> **Task details**
Return each entry exactly, with none missing.

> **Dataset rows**
[Start]

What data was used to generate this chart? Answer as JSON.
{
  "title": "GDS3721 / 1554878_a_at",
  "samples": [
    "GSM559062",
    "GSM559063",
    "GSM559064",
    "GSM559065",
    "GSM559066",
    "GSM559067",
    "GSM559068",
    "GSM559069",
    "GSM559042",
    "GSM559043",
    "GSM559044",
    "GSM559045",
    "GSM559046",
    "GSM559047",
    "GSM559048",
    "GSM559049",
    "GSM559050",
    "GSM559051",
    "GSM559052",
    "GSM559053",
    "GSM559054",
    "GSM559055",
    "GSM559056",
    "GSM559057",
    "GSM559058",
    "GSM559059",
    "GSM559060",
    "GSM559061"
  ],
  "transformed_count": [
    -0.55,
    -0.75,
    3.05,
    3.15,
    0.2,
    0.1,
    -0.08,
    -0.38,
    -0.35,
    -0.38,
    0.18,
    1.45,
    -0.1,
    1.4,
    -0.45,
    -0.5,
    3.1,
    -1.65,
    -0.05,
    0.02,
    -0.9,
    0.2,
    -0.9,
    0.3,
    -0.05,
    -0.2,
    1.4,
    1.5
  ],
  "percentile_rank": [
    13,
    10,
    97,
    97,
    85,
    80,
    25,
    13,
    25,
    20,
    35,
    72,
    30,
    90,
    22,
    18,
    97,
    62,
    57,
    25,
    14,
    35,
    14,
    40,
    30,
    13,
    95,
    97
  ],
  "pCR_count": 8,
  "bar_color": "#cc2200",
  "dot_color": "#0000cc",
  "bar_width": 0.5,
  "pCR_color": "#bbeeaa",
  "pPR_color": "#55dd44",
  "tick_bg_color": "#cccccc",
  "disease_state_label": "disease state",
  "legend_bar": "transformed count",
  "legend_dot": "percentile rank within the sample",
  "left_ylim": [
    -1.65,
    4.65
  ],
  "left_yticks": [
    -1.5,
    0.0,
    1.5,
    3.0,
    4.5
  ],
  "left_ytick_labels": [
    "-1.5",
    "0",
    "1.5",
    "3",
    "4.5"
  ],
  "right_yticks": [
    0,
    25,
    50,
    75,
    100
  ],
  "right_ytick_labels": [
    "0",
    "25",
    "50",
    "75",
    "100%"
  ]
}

[End]

> **Written reply**
What data was used to generate this chart? Answer as JSON.
{
  "title": "GDS3721 / 1554878_a_at",
  "samples": [
    "GSM559062",
    "GSM559063",
    "GSM559064",
    "GSM559065",
    "GSM559066",
    "GSM559067",
    "GSM559068",
    "GSM559069",
    "GSM559042",
    "GSM559043",
    "GSM559044",
    "GSM559045",
    "GSM559046",
    "GSM559047",
    "GSM559048",
    "GSM559049",
    "GSM559050",
    "GSM559051",
    "GSM559052",
    "GSM559053",
    "GSM559054",
    "GSM559055",
    "GSM559056",
    "GSM559057",
    "GSM559058",
    "GSM559059",
    "GSM559060",
    "GSM559061"
  ],
  "transformed_count": [
    -0.55,
    -0.75,
    3.05,
    3.15,
    0.2,
    0.1,
    -0.08,
    -0.38,
    -0.35,
    -0.38,
    0.18,
    1.45,
    -0.1,
    1.4,
    -0.45,
    -0.5,
    3.1,
    -1.65,
    -0.05,
    0.02,
    -0.9,
    0.2,
    -0.9,
    0.3,
    -0.05,
    -0.2,
    1.4,
    1.5
  ],
  "percentile_rank": [
    13,
    10,
    97,
    97,
    85,
    80,
    25,
    13,
    25,
    20,
    35,
    72,
    30,
    90,
    22,
    18,
    97,
    62,
    57,
    25,
    14,
    35,
    14,
    40,
    30,
    13,
    95,
    97
  ],
  "pCR_count": 8,
  "bar_color": "#cc2200",
  "dot_color": "#0000cc",
  "bar_width": 0.5,
  "pCR_color": "#bbeeaa",
  "pPR_color": "#55dd44",
  "tick_bg_color": "#cccccc",
  "disease_state_label": "disease state",
  "legend_bar": "transformed count",
  "legend_dot": "percentile rank within the sample",
  "left_ylim": [
    -1.65,
    4.65
  ],
  "left_yticks": [
    -1.5,
    0.0,
    1.5,
    3.0,
    4.5
  ],
  "left_ytick_labels": [
    "-1.5",
    "0",
    "1.5",
    "3",
    "4.5"
  ],
  "right_yticks": [
    0,
    25,
    50,
    75,
    100
  ],
  "right_ytick_labels": [
    "0",
    "25",
    "50",
    "75",
    "100%"
  ]
}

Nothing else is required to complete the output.